[Exercise directions] Write out the whole listing, matching it exactly.

[Data lines]
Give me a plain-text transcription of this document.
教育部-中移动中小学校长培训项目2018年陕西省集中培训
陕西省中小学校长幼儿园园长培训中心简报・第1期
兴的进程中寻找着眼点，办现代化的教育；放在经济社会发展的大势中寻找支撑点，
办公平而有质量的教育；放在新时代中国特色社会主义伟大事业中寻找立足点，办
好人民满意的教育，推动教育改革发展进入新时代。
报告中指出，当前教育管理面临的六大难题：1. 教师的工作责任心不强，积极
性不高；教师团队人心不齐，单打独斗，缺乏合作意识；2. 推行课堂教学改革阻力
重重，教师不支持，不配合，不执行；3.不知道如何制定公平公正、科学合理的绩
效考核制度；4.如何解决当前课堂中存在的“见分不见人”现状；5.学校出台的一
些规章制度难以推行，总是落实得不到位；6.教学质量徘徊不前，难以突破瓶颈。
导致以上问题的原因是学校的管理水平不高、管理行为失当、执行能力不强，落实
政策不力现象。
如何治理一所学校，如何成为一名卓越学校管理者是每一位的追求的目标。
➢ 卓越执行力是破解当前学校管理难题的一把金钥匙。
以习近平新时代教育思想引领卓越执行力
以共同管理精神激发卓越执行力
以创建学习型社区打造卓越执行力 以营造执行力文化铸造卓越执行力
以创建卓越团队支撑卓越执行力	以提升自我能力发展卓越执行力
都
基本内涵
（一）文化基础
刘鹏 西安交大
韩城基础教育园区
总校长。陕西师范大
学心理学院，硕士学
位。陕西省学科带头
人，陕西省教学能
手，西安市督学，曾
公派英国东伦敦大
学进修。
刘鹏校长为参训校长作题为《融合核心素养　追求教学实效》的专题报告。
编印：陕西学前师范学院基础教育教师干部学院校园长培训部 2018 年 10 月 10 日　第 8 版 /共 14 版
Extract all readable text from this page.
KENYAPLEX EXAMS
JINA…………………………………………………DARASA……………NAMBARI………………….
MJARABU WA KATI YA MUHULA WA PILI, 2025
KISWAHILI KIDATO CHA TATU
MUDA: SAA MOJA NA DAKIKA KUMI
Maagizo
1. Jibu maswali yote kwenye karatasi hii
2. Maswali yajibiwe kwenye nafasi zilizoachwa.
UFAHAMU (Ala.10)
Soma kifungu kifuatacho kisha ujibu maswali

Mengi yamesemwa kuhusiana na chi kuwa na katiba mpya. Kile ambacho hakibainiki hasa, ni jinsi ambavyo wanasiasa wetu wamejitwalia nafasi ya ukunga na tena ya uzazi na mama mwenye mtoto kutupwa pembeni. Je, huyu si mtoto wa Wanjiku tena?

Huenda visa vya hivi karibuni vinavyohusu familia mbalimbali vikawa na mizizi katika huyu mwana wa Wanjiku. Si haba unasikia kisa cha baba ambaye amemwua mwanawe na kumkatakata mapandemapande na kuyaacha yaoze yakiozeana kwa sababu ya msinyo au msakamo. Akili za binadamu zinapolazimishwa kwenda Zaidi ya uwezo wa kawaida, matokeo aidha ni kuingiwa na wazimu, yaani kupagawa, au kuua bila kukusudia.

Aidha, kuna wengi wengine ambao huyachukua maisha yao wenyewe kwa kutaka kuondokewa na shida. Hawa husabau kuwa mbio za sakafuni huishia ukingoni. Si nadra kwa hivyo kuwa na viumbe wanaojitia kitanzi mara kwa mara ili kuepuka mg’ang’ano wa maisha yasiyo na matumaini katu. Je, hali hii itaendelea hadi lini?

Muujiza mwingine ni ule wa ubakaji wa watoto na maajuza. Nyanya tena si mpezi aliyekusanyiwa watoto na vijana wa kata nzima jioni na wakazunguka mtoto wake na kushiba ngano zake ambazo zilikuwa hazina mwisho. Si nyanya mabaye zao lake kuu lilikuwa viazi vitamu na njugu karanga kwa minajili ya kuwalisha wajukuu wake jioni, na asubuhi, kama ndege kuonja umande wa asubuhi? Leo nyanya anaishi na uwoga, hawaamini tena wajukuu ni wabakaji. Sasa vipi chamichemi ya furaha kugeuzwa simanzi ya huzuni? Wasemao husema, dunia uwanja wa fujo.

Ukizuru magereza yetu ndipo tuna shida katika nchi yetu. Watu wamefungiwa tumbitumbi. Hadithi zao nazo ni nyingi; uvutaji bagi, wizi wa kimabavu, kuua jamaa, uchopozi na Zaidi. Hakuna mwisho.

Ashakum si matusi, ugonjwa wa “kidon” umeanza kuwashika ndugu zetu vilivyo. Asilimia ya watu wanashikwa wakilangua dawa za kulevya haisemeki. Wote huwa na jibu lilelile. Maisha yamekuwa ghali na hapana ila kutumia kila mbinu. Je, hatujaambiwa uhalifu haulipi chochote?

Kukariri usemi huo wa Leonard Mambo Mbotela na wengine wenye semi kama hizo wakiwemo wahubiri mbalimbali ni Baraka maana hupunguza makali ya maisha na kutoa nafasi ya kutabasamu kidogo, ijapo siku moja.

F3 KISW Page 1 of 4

[Result for this task]
Give me a plain-text transcription of this document.
教育部-中移动中小学校长培训项目2018年陕西省集中培训
陕西省中小学校长幼儿园园长培训中心简报・第1期
兴的进程中寻找着眼点，办现代化的教育；放在经济社会发展的大势中寻找支撑点，
办公平而有质量的教育；放在新时代中国特色社会主义伟大事业中寻找立足点，办
好人民满意的教育，推动教育改革发展进入新时代。
报告中指出，当前教育管理面临的六大难题：1. 教师的工作责任心不强，积极
性不高；教师团队人心不齐，单打独斗，缺乏合作意识；2. 推行课堂教学改革阻力
重重，教师不支持，不配合，不执行；3.不知道如何制定公平公正、科学合理的绩
效考核制度；4.如何解决当前课堂中存在的“见分不见人”现状；5.学校出台的一
些规章制度难以推行，总是落实得不到位；6.教学质量徘徊不前，难以突破瓶颈。
导致以上问题的原因是学校的管理水平不高、管理行为失当、执行能力不强，落实
政策不力现象。
如何治理一所学校，如何成为一名卓越学校管理者是每一位的追求的目标。
➢ 卓越执行力是破解当前学校管理难题的一把金钥匙。
以习近平新时代教育思想引领卓越执行力
以共同管理精神激发卓越执行力
以创建学习型社区打造卓越执行力 以营造执行力文化铸造卓越执行力
以创建卓越团队支撑卓越执行力	以提升自我能力发展卓越执行力
都
基本内涵
（一）文化基础
刘鹏 西安交大
韩城基础教育园区
总校长。陕西师范大
学心理学院，硕士学
位。陕西省学科带头
人，陕西省教学能
手，西安市督学，曾
公派英国东伦敦大
学进修。
刘鹏校长为参训校长作题为《融合核心素养　追求教学实效》的专题报告。
编印：陕西学前师范学院基础教育教师干部学院校园长培训部 2018 年 10 月 10 日　第 8 版 /共 14 版
Extract all readable text from this page.
KENYAPLEX EXAMS
JINA…………………………………………………DARASA……………NAMBARI………………….
MJARABU WA KATI YA MUHULA WA PILI, 2025
KISWAHILI KIDATO CHA TATU
MUDA: SAA MOJA NA DAKIKA KUMI
Maagizo
1. Jibu maswali yote kwenye karatasi hii
2. Maswali yajibiwe kwenye nafasi zilizoachwa.
UFAHAMU (Ala.10)
Soma kifungu kifuatacho kisha ujibu maswali

Mengi yamesemwa kuhusiana na chi kuwa na katiba mpya. Kile ambacho hakibainiki hasa, ni jinsi ambavyo wanasiasa wetu wamejitwalia nafasi ya ukunga na tena ya uzazi na mama mwenye mtoto kutupwa pembeni. Je, huyu si mtoto wa Wanjiku tena?

Huenda visa vya hivi karibuni vinavyohusu familia mbalimbali vikawa na mizizi katika huyu mwana wa Wanjiku. Si haba unasikia kisa cha baba ambaye amemwua mwanawe na kumkatakata mapandemapande na kuyaacha yaoze yakiozeana kwa sababu ya msinyo au msakamo. Akili za binadamu zinapolazimishwa kwenda Zaidi ya uwezo wa kawaida, matokeo aidha ni kuingiwa na wazimu, yaani kupagawa, au kuua bila kukusudia.

Aidha, kuna wengi wengine ambao huyachukua maisha yao wenyewe kwa kutaka kuondokewa na shida. Hawa husabau kuwa mbio za sakafuni huishia ukingoni. Si nadra kwa hivyo kuwa na viumbe wanaojitia kitanzi mara kwa mara ili kuepuka mg’ang’ano wa maisha yasiyo na matumaini katu. Je, hali hii itaendelea hadi lini?

Muujiza mwingine ni ule wa ubakaji wa watoto na maajuza. Nyanya tena si mpezi aliyekusanyiwa watoto na vijana wa kata nzima jioni na wakazunguka mtoto wake na kushiba ngano zake ambazo zilikuwa hazina mwisho. Si nyanya mabaye zao lake kuu lilikuwa viazi vitamu na njugu karanga kwa minajili ya kuwalisha wajukuu wake jioni, na asubuhi, kama ndege kuonja umande wa asubuhi? Leo nyanya anaishi na uwoga, hawaamini tena wajukuu ni wabakaji. Sasa vipi chamichemi ya furaha kugeuzwa simanzi ya huzuni? Wasemao husema, dunia uwanja wa fujo.

Ukizuru magereza yetu ndipo tuna shida katika nchi yetu. Watu wamefungiwa tumbitumbi. Hadithi zao nazo ni nyingi; uvutaji bagi, wizi wa kimabavu, kuua jamaa, uchopozi na Zaidi. Hakuna mwisho.

Ashakum si matusi, ugonjwa wa “kidon” umeanza kuwashika ndugu zetu vilivyo. Asilimia ya watu wanashikwa wakilangua dawa za kulevya haisemeki. Wote huwa na jibu lilelile. Maisha yamekuwa ghali na hapana ila kutumia kila mbinu. Je, hatujaambiwa uhalifu haulipi chochote?

Kukariri usemi huo wa Leonard Mambo Mbotela na wengine wenye semi kama hizo wakiwemo wahubiri mbalimbali ni Baraka maana hupunguza makali ya maisha na kutoa nafasi ya kutabasamu kidogo, ijapo siku moja.

F3 KISW Page 1 of 4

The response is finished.